Saved entries:
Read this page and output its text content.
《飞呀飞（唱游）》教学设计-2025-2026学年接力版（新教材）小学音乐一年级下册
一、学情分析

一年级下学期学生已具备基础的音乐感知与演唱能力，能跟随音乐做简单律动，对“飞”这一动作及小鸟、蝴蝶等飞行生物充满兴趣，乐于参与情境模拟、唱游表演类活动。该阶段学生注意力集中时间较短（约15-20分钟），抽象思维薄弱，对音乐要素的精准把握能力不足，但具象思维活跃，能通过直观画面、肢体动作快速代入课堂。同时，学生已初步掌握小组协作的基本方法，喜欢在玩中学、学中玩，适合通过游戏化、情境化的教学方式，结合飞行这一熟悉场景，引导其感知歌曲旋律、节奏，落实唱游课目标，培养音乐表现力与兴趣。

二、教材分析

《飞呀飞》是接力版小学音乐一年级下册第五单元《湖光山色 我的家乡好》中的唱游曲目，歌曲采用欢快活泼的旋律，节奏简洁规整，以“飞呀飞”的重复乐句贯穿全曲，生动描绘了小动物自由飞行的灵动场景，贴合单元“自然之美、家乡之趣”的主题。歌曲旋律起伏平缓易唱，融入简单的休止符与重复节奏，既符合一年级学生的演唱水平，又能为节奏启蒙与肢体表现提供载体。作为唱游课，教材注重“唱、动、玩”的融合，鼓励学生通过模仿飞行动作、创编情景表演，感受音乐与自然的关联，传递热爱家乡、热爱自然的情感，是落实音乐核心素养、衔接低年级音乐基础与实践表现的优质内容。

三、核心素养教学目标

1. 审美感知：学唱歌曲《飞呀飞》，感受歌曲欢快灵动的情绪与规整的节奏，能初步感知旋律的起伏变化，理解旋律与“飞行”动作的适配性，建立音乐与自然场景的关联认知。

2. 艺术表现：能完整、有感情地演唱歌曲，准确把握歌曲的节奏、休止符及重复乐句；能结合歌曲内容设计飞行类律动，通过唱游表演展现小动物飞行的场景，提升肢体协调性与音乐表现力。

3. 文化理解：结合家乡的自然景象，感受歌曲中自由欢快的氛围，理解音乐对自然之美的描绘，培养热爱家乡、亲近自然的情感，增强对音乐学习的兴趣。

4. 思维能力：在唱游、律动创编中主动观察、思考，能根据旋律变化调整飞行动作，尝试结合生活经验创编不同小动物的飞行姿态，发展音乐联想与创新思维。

→ Task prompt
The records above should be duplicated in full, exactly as given.

→ Response
Read this page and output its text content.
《飞呀飞（唱游）》教学设计-2025-2026学年接力版（新教材）小学音乐一年级下册
一、学情分析

一年级下学期学生已具备基础的音乐感知与演唱能力，能跟随音乐做简单律动，对“飞”这一动作及小鸟、蝴蝶等飞行生物充满兴趣，乐于参与情境模拟、唱游表演类活动。该阶段学生注意力集中时间较短（约15-20分钟），抽象思维薄弱，对音乐要素的精准把握能力不足，但具象思维活跃，能通过直观画面、肢体动作快速代入课堂。同时，学生已初步掌握小组协作的基本方法，喜欢在玩中学、学中玩，适合通过游戏化、情境化的教学方式，结合飞行这一熟悉场景，引导其感知歌曲旋律、节奏，落实唱游课目标，培养音乐表现力与兴趣。

二、教材分析

《飞呀飞》是接力版小学音乐一年级下册第五单元《湖光山色 我的家乡好》中的唱游曲目，歌曲采用欢快活泼的旋律，节奏简洁规整，以“飞呀飞”的重复乐句贯穿全曲，生动描绘了小动物自由飞行的灵动场景，贴合单元“自然之美、家乡之趣”的主题。歌曲旋律起伏平缓易唱，融入简单的休止符与重复节奏，既符合一年级学生的演唱水平，又能为节奏启蒙与肢体表现提供载体。作为唱游课，教材注重“唱、动、玩”的融合，鼓励学生通过模仿飞行动作、创编情景表演，感受音乐与自然的关联，传递热爱家乡、热爱自然的情感，是落实音乐核心素养、衔接低年级音乐基础与实践表现的优质内容。

三、核心素养教学目标

1. 审美感知：学唱歌曲《飞呀飞》，感受歌曲欢快灵动的情绪与规整的节奏，能初步感知旋律的起伏变化，理解旋律与“飞行”动作的适配性，建立音乐与自然场景的关联认知。

2. 艺术表现：能完整、有感情地演唱歌曲，准确把握歌曲的节奏、休止符及重复乐句；能结合歌曲内容设计飞行类律动，通过唱游表演展现小动物飞行的场景，提升肢体协调性与音乐表现力。

3. 文化理解：结合家乡的自然景象，感受歌曲中自由欢快的氛围，理解音乐对自然之美的描绘，培养热爱家乡、亲近自然的情感，增强对音乐学习的兴趣。

4. 思维能力：在唱游、律动创编中主动观察、思考，能根据旋律变化调整飞行动作，尝试结合生活经验创编不同小动物的飞行姿态，发展音乐联想与创新思维。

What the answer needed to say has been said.